Report every line in the entries below that contains the word "Flights".
>> START PROVIDED RECORDS
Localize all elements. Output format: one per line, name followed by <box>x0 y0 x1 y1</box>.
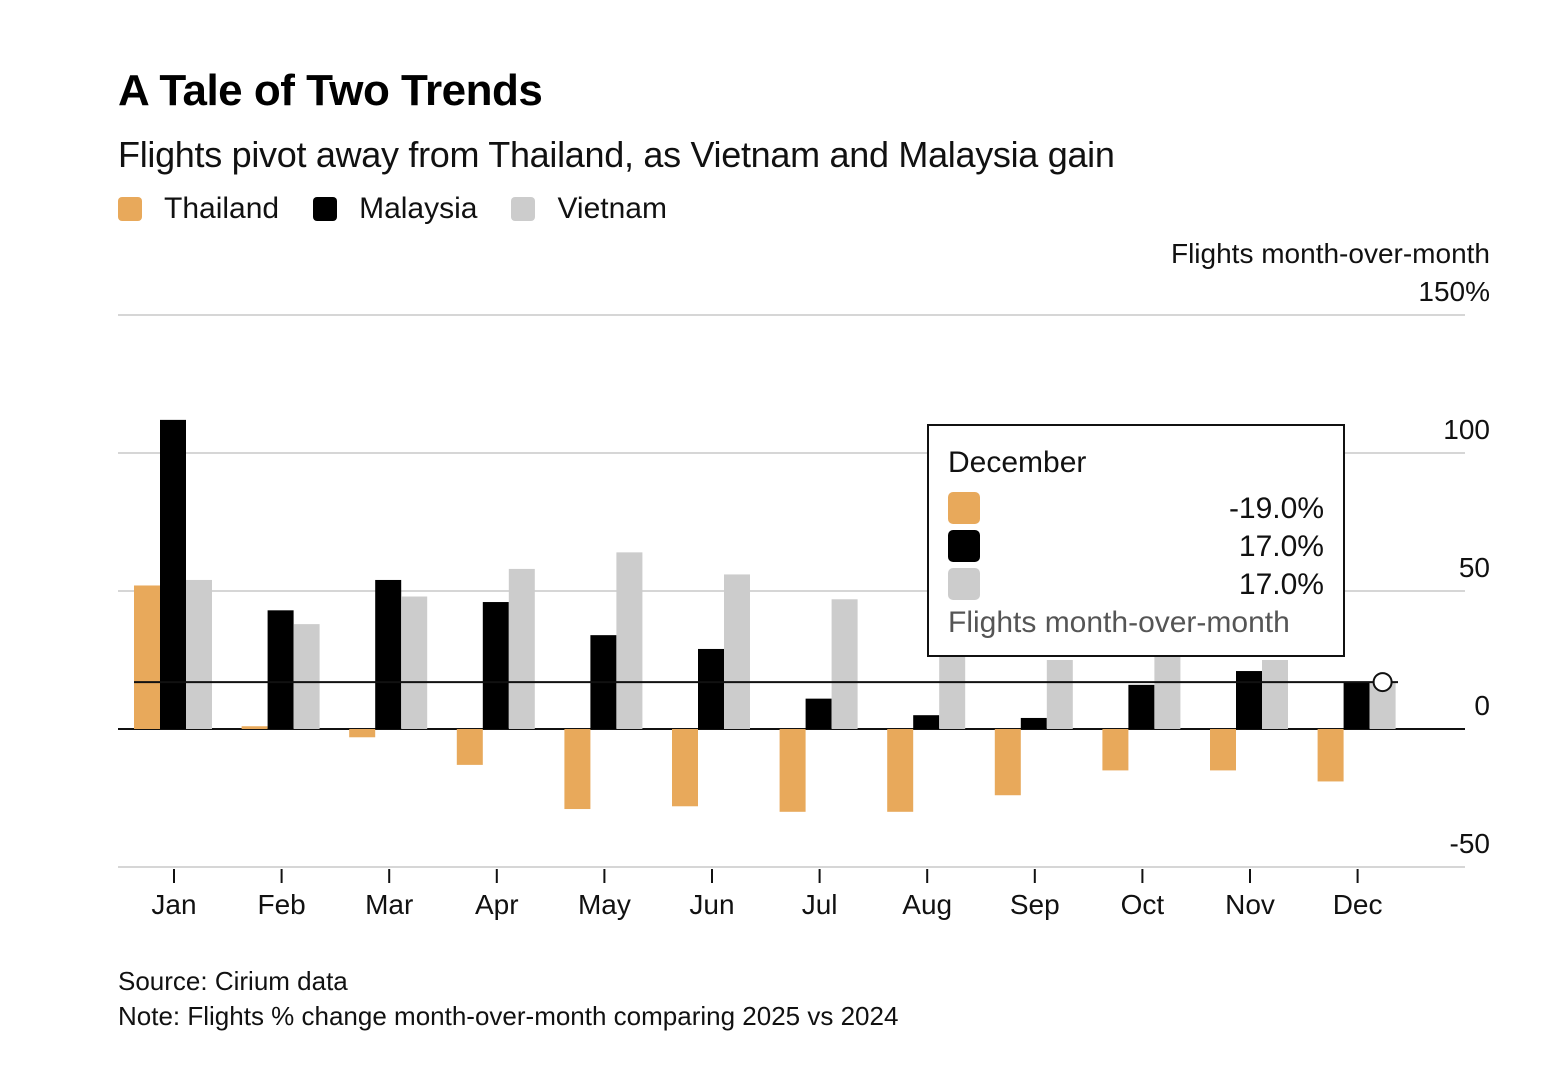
legend-label-thailand: Thailand <box>164 192 280 225</box>
legend-swatch-malaysia <box>313 197 338 221</box>
tooltip-row-vietnam: 17.0% <box>948 568 1324 601</box>
bar-malaysia-aug[interactable] <box>913 715 940 729</box>
legend-label-vietnam: Vietnam <box>557 192 667 225</box>
bar-thailand-jan[interactable] <box>134 585 160 729</box>
x-tick-label-may: May <box>578 889 631 920</box>
y-axis-title: Flights month-over-month <box>1171 238 1490 269</box>
bar-vietnam-feb[interactable] <box>293 624 320 729</box>
tooltip-value-malaysia: 17.0% <box>1238 530 1324 563</box>
bar-thailand-mar[interactable] <box>349 729 376 738</box>
bar-thailand-dec[interactable] <box>1317 729 1344 782</box>
hover-tooltip: December -19.0% 17.0% 17.0% Flights mont… <box>927 424 1345 657</box>
y-tick-label-50: 50 <box>1459 552 1490 583</box>
bar-thailand-sep[interactable] <box>994 729 1021 796</box>
legend-label-malaysia: Malaysia <box>359 192 478 225</box>
x-tick-label-jul: Jul <box>802 889 838 920</box>
bar-vietnam-mar[interactable] <box>401 596 428 729</box>
tooltip-unit-label: Flights month-over-month <box>948 606 1290 639</box>
bar-thailand-apr[interactable] <box>456 729 483 765</box>
chart-legend: Thailand Malaysia Vietnam <box>118 192 701 226</box>
tooltip-title: December <box>948 446 1087 479</box>
legend-swatch-vietnam <box>511 197 536 221</box>
x-tick-label-feb: Feb <box>257 889 305 920</box>
bar-vietnam-apr[interactable] <box>508 568 535 729</box>
bar-thailand-jul[interactable] <box>779 729 806 812</box>
tooltip-row-malaysia: 17.0% <box>948 530 1324 563</box>
bar-thailand-jun[interactable] <box>672 729 698 807</box>
reference-overlay <box>134 672 1398 693</box>
bar-vietnam-may[interactable] <box>616 552 643 729</box>
source-note: Source: Cirium data <box>118 966 348 996</box>
bar-malaysia-jan[interactable] <box>160 419 186 729</box>
tooltip-value-vietnam: 17.0% <box>1238 568 1324 601</box>
legend-swatch-thailand <box>118 197 142 221</box>
bar-vietnam-nov[interactable] <box>1262 660 1288 729</box>
y-tick-label-150: 150% <box>1418 276 1490 307</box>
bar-malaysia-feb[interactable] <box>267 610 294 729</box>
footnote: Note: Flights % change month-over-month … <box>118 1001 899 1031</box>
bar-malaysia-nov[interactable] <box>1236 671 1262 729</box>
chart-title: A Tale of Two Trends <box>118 66 543 115</box>
x-tick-label-nov: Nov <box>1225 889 1275 920</box>
y-tick-label-neg50: -50 <box>1450 828 1490 859</box>
x-tick-label-sep: Sep <box>1010 889 1060 920</box>
tooltip-value-thailand: -19.0% <box>1228 492 1324 525</box>
bar-vietnam-oct[interactable] <box>1154 651 1181 729</box>
bars <box>134 419 1396 812</box>
tooltip-row-thailand: -19.0% <box>948 492 1324 525</box>
bar-thailand-nov[interactable] <box>1210 729 1236 771</box>
x-axis: Jan Feb Mar Apr May Jun Jul Aug Sep Oct Nov Dec <box>151 869 1382 920</box>
bar-malaysia-oct[interactable] <box>1128 684 1155 729</box>
bar-thailand-feb[interactable] <box>241 726 268 729</box>
x-tick-label-jan: Jan <box>151 889 196 920</box>
legend-item-thailand[interactable]: Thailand <box>118 192 279 226</box>
hover-marker[interactable] <box>1372 672 1393 693</box>
tooltip-swatch-thailand <box>948 492 980 524</box>
bar-malaysia-mar[interactable] <box>375 579 402 729</box>
tooltip-swatch-vietnam <box>948 568 980 600</box>
bar-malaysia-sep[interactable] <box>1020 717 1047 729</box>
legend-item-malaysia[interactable]: Malaysia <box>313 192 477 226</box>
x-tick-label-mar: Mar <box>365 889 413 920</box>
bar-malaysia-apr[interactable] <box>482 602 509 729</box>
x-tick-label-aug: Aug <box>902 889 952 920</box>
bar-malaysia-jul[interactable] <box>805 698 832 729</box>
bar-vietnam-jul[interactable] <box>831 599 858 729</box>
x-tick-label-jun: Jun <box>689 889 734 920</box>
y-axis-labels: -50 0 50 100 150% <box>1418 276 1490 859</box>
chart-subtitle: Flights pivot away from Thailand, as Vie… <box>118 134 1115 175</box>
bar-vietnam-jan[interactable] <box>186 579 212 729</box>
bar-vietnam-sep[interactable] <box>1046 660 1073 729</box>
x-tick-label-apr: Apr <box>475 889 519 920</box>
y-tick-label-0: 0 <box>1474 690 1490 721</box>
bar-vietnam-jun[interactable] <box>724 574 750 729</box>
x-tick-label-oct: Oct <box>1121 889 1165 920</box>
bar-malaysia-jun[interactable] <box>698 648 724 729</box>
bar-thailand-oct[interactable] <box>1102 729 1129 771</box>
y-tick-label-100: 100 <box>1443 414 1490 445</box>
legend-item-vietnam[interactable]: Vietnam <box>511 192 667 226</box>
bar-thailand-may[interactable] <box>564 729 591 810</box>
tooltip-swatch-malaysia <box>948 530 980 562</box>
bar-vietnam-aug[interactable] <box>939 646 966 729</box>
bar-thailand-aug[interactable] <box>887 729 914 812</box>
x-tick-label-dec: Dec <box>1333 889 1383 920</box>
bar-malaysia-dec[interactable] <box>1343 682 1370 729</box>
>> END PROVIDED RECORDS
#### TASK RESULT:
y-axis-title: Flights month-over-month <box>1171 238 1490 269</box>
hover-tooltip: December -19.0% 17.0% 17.0% Flights mont… <box>927 424 1345 657</box>
tooltip-unit-label: Flights month-over-month <box>948 606 1290 639</box>
footnote: Note: Flights % change month-over-month … <box>118 1001 899 1031</box>
chart-subtitle: Flights pivot away from Thailand, as Vie… <box>118 134 1115 175</box>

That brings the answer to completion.